= Written task =
Will you give every entry again exactly as it stands?

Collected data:
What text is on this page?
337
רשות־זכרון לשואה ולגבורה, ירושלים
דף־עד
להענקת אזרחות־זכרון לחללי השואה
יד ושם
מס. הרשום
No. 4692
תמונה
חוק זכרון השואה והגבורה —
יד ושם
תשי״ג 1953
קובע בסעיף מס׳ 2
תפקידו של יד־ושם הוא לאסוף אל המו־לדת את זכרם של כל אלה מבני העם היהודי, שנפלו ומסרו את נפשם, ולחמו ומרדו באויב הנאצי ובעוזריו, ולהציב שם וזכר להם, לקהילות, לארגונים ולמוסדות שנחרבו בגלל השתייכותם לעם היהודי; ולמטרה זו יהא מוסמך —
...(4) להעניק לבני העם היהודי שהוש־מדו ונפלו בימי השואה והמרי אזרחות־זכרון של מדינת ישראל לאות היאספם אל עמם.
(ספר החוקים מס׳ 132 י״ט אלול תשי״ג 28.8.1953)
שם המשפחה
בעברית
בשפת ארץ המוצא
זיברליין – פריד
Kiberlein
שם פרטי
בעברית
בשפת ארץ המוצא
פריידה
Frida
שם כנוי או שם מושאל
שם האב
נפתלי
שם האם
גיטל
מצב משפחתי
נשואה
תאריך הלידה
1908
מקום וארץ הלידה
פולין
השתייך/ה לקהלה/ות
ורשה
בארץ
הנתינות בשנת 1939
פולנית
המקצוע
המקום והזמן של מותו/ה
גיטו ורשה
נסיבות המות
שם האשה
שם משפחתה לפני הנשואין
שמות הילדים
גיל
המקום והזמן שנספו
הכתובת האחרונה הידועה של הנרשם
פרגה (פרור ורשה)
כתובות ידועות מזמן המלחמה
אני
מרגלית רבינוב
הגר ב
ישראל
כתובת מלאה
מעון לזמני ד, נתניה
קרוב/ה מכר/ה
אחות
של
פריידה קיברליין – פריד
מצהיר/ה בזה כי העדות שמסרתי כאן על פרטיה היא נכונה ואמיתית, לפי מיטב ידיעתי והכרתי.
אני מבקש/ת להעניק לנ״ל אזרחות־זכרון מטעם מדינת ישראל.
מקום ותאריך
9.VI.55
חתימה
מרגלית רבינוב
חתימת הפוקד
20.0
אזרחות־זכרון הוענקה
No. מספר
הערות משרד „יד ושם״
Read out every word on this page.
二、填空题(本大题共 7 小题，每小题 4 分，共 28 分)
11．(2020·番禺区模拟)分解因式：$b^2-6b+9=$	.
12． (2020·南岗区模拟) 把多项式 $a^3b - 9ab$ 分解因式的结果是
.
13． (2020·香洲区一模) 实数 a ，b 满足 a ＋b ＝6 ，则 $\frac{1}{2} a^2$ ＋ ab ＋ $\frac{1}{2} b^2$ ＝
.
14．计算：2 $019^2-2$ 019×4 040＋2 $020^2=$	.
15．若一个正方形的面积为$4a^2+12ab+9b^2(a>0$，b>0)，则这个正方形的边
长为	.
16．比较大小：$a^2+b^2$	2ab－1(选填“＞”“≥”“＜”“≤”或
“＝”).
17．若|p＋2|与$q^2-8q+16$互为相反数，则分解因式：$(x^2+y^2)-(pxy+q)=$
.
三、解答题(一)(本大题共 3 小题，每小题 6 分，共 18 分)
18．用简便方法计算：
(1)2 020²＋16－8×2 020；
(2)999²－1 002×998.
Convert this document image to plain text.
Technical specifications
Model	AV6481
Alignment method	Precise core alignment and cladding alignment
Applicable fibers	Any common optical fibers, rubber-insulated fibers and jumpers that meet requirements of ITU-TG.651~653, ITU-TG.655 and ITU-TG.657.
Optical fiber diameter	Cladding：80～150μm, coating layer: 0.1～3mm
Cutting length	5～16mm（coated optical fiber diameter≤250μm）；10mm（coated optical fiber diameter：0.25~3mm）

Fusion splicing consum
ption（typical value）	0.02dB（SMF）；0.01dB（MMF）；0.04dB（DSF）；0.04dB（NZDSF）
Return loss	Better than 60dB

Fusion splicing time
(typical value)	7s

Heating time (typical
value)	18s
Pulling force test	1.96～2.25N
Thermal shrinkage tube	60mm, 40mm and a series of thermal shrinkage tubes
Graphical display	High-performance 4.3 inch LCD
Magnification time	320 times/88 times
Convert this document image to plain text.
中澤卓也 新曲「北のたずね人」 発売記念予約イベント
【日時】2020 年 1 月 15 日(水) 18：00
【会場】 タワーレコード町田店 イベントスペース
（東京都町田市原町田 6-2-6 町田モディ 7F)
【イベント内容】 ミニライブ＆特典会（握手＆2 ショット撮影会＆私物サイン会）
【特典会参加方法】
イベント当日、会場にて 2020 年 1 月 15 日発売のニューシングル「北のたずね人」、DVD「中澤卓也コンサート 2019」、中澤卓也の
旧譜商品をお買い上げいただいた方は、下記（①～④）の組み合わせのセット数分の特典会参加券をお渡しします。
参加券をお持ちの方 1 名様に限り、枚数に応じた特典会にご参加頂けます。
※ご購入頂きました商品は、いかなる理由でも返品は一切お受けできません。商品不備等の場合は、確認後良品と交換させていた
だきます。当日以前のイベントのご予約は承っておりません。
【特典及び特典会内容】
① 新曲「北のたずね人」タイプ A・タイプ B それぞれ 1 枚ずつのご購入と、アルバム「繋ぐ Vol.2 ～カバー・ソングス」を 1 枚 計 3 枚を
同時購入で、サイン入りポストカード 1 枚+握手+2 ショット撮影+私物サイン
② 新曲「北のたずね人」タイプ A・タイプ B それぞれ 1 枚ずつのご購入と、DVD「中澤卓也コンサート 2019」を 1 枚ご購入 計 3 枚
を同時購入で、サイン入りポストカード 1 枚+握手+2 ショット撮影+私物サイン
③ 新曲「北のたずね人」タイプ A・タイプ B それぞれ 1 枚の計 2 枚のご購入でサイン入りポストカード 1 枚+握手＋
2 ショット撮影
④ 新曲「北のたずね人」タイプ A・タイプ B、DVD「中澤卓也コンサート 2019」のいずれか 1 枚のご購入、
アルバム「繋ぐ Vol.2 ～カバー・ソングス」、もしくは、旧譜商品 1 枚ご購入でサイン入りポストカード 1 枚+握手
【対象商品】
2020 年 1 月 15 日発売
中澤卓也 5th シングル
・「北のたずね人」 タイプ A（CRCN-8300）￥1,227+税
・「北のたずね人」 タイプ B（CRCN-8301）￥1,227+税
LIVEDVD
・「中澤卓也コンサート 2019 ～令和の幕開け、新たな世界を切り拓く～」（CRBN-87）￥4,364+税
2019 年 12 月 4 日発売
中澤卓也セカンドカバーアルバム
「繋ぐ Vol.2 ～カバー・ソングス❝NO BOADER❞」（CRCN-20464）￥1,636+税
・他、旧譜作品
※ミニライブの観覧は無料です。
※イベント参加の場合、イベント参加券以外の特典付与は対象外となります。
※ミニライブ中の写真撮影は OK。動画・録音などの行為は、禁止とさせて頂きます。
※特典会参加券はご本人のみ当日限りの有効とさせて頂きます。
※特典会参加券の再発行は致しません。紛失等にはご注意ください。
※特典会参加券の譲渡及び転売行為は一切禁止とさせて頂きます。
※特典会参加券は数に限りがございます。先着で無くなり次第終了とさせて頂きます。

= Complete output =
What text is on this page?
337
רשות־זכרון לשואה ולגבורה, ירושלים
דף־עד
להענקת אזרחות־זכרון לחללי השואה
יד ושם
מס. הרשום
No. 4692
תמונה
חוק זכרון השואה והגבורה —
יד ושם
תשי״ג 1953
קובע בסעיף מס׳ 2
תפקידו של יד־ושם הוא לאסוף אל המו־לדת את זכרם של כל אלה מבני העם היהודי, שנפלו ומסרו את נפשם, ולחמו ומרדו באויב הנאצי ובעוזריו, ולהציב שם וזכר להם, לקהילות, לארגונים ולמוסדות שנחרבו בגלל השתייכותם לעם היהודי; ולמטרה זו יהא מוסמך —
...(4) להעניק לבני העם היהודי שהוש־מדו ונפלו בימי השואה והמרי אזרחות־זכרון של מדינת ישראל לאות היאספם אל עמם.
(ספר החוקים מס׳ 132 י״ט אלול תשי״ג 28.8.1953)
שם המשפחה
בעברית
בשפת ארץ המוצא
זיברליין – פריד
Kiberlein
שם פרטי
בעברית
בשפת ארץ המוצא
פריידה
Frida
שם כנוי או שם מושאל
שם האב
נפתלי
שם האם
גיטל
מצב משפחתי
נשואה
תאריך הלידה
1908
מקום וארץ הלידה
פולין
השתייך/ה לקהלה/ות
ורשה
בארץ
הנתינות בשנת 1939
פולנית
המקצוע
המקום והזמן של מותו/ה
גיטו ורשה
נסיבות המות
שם האשה
שם משפחתה לפני הנשואין
שמות הילדים
גיל
המקום והזמן שנספו
הכתובת האחרונה הידועה של הנרשם
פרגה (פרור ורשה)
כתובות ידועות מזמן המלחמה
אני
מרגלית רבינוב
הגר ב
ישראל
כתובת מלאה
מעון לזמני ד, נתניה
קרוב/ה מכר/ה
אחות
של
פריידה קיברליין – פריד
מצהיר/ה בזה כי העדות שמסרתי כאן על פרטיה היא נכונה ואמיתית, לפי מיטב ידיעתי והכרתי.
אני מבקש/ת להעניק לנ״ל אזרחות־זכרון מטעם מדינת ישראל.
מקום ותאריך
9.VI.55
חתימה
מרגלית רבינוב
חתימת הפוקד
20.0
אזרחות־זכרון הוענקה
No. מספר
הערות משרד „יד ושם״
Read out every word on this page.
二、填空题(本大题共 7 小题，每小题 4 分，共 28 分)
11．(2020·番禺区模拟)分解因式：$b^2-6b+9=$	.
12． (2020·南岗区模拟) 把多项式 $a^3b - 9ab$ 分解因式的结果是
.
13． (2020·香洲区一模) 实数 a ，b 满足 a ＋b ＝6 ，则 $\frac{1}{2} a^2$ ＋ ab ＋ $\frac{1}{2} b^2$ ＝
.
14．计算：2 $019^2-2$ 019×4 040＋2 $020^2=$	.
15．若一个正方形的面积为$4a^2+12ab+9b^2(a>0$，b>0)，则这个正方形的边
长为	.
16．比较大小：$a^2+b^2$	2ab－1(选填“＞”“≥”“＜”“≤”或
“＝”).
17．若|p＋2|与$q^2-8q+16$互为相反数，则分解因式：$(x^2+y^2)-(pxy+q)=$
.
三、解答题(一)(本大题共 3 小题，每小题 6 分，共 18 分)
18．用简便方法计算：
(1)2 020²＋16－8×2 020；
(2)999²－1 002×998.
Convert this document image to plain text.
Technical specifications
Model	AV6481
Alignment method	Precise core alignment and cladding alignment
Applicable fibers	Any common optical fibers, rubber-insulated fibers and jumpers that meet requirements of ITU-TG.651~653, ITU-TG.655 and ITU-TG.657.
Optical fiber diameter	Cladding：80～150μm, coating layer: 0.1～3mm
Cutting length	5～16mm（coated optical fiber diameter≤250μm）；10mm（coated optical fiber diameter：0.25~3mm）

Fusion splicing consum
ption（typical value）	0.02dB（SMF）；0.01dB（MMF）；0.04dB（DSF）；0.04dB（NZDSF）
Return loss	Better than 60dB

Fusion splicing time
(typical value)	7s

Heating time (typical
value)	18s
Pulling force test	1.96～2.25N
Thermal shrinkage tube	60mm, 40mm and a series of thermal shrinkage tubes
Graphical display	High-performance 4.3 inch LCD
Magnification time	320 times/88 times
Convert this document image to plain text.
中澤卓也 新曲「北のたずね人」 発売記念予約イベント
【日時】2020 年 1 月 15 日(水) 18：00
【会場】 タワーレコード町田店 イベントスペース
（東京都町田市原町田 6-2-6 町田モディ 7F)
【イベント内容】 ミニライブ＆特典会（握手＆2 ショット撮影会＆私物サイン会）
【特典会参加方法】
イベント当日、会場にて 2020 年 1 月 15 日発売のニューシングル「北のたずね人」、DVD「中澤卓也コンサート 2019」、中澤卓也の
旧譜商品をお買い上げいただいた方は、下記（①～④）の組み合わせのセット数分の特典会参加券をお渡しします。
参加券をお持ちの方 1 名様に限り、枚数に応じた特典会にご参加頂けます。
※ご購入頂きました商品は、いかなる理由でも返品は一切お受けできません。商品不備等の場合は、確認後良品と交換させていた
だきます。当日以前のイベントのご予約は承っておりません。
【特典及び特典会内容】
① 新曲「北のたずね人」タイプ A・タイプ B それぞれ 1 枚ずつのご購入と、アルバム「繋ぐ Vol.2 ～カバー・ソングス」を 1 枚 計 3 枚を
同時購入で、サイン入りポストカード 1 枚+握手+2 ショット撮影+私物サイン
② 新曲「北のたずね人」タイプ A・タイプ B それぞれ 1 枚ずつのご購入と、DVD「中澤卓也コンサート 2019」を 1 枚ご購入 計 3 枚
を同時購入で、サイン入りポストカード 1 枚+握手+2 ショット撮影+私物サイン
③ 新曲「北のたずね人」タイプ A・タイプ B それぞれ 1 枚の計 2 枚のご購入でサイン入りポストカード 1 枚+握手＋
2 ショット撮影
④ 新曲「北のたずね人」タイプ A・タイプ B、DVD「中澤卓也コンサート 2019」のいずれか 1 枚のご購入、
アルバム「繋ぐ Vol.2 ～カバー・ソングス」、もしくは、旧譜商品 1 枚ご購入でサイン入りポストカード 1 枚+握手
【対象商品】
2020 年 1 月 15 日発売
中澤卓也 5th シングル
・「北のたずね人」 タイプ A（CRCN-8300）￥1,227+税
・「北のたずね人」 タイプ B（CRCN-8301）￥1,227+税
LIVEDVD
・「中澤卓也コンサート 2019 ～令和の幕開け、新たな世界を切り拓く～」（CRBN-87）￥4,364+税
2019 年 12 月 4 日発売
中澤卓也セカンドカバーアルバム
「繋ぐ Vol.2 ～カバー・ソングス❝NO BOADER❞」（CRCN-20464）￥1,636+税
・他、旧譜作品
※ミニライブの観覧は無料です。
※イベント参加の場合、イベント参加券以外の特典付与は対象外となります。
※ミニライブ中の写真撮影は OK。動画・録音などの行為は、禁止とさせて頂きます。
※特典会参加券はご本人のみ当日限りの有効とさせて頂きます。
※特典会参加券の再発行は致しません。紛失等にはご注意ください。
※特典会参加券の譲渡及び転売行為は一切禁止とさせて頂きます。
※特典会参加券は数に限りがございます。先着で無くなり次第終了とさせて頂きます。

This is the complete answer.